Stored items
----------

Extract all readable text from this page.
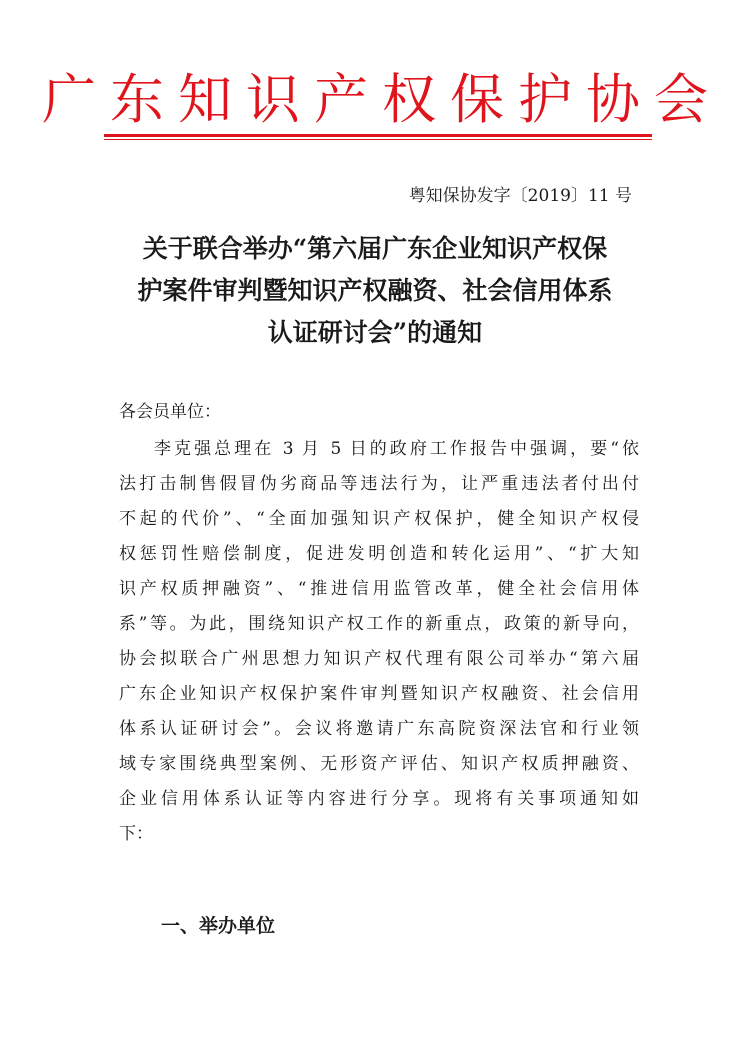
广东知识产权保护协会
粤知保协发字〔2019〕11 号
关于联合举办“第六届广东企业知识产权保
护案件审判暨知识产权融资、社会信用体系
认证研讨会”的通知
各会员单位：
李克强总理在 3 月 5 日的政府工作报告中强调，要“依
法打击制售假冒伪劣商品等违法行为，让严重违法者付出付
不起的代价”、“全面加强知识产权保护，健全知识产权侵
权惩罚性赔偿制度，促进发明创造和转化运用”、“扩大知
识产权质押融资”、“推进信用监管改革，健全社会信用体
系”等。为此，围绕知识产权工作的新重点，政策的新导向，
协会拟联合广州思想力知识产权代理有限公司举办“第六届
广东企业知识产权保护案件审判暨知识产权融资、社会信用
体系认证研讨会”。会议将邀请广东高院资深法官和行业领
域专家围绕典型案例、无形资产评估、知识产权质押融资、
企业信用体系认证等内容进行分享。现将有关事项通知如
下：
一、举办单位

----------

WHAT THIS TASK INVOLVES:
Copy everything in the records above except the pictures, exactly as written.

WRITTEN ANSWER:
Extract all readable text from this page.
广东知识产权保护协会
粤知保协发字〔2019〕11 号
关于联合举办“第六届广东企业知识产权保
护案件审判暨知识产权融资、社会信用体系
认证研讨会”的通知
各会员单位：
李克强总理在 3 月 5 日的政府工作报告中强调，要“依
法打击制售假冒伪劣商品等违法行为，让严重违法者付出付
不起的代价”、“全面加强知识产权保护，健全知识产权侵
权惩罚性赔偿制度，促进发明创造和转化运用”、“扩大知
识产权质押融资”、“推进信用监管改革，健全社会信用体
系”等。为此，围绕知识产权工作的新重点，政策的新导向，
协会拟联合广州思想力知识产权代理有限公司举办“第六届
广东企业知识产权保护案件审判暨知识产权融资、社会信用
体系认证研讨会”。会议将邀请广东高院资深法官和行业领
域专家围绕典型案例、无形资产评估、知识产权质押融资、
企业信用体系认证等内容进行分享。现将有关事项通知如
下：
一、举办单位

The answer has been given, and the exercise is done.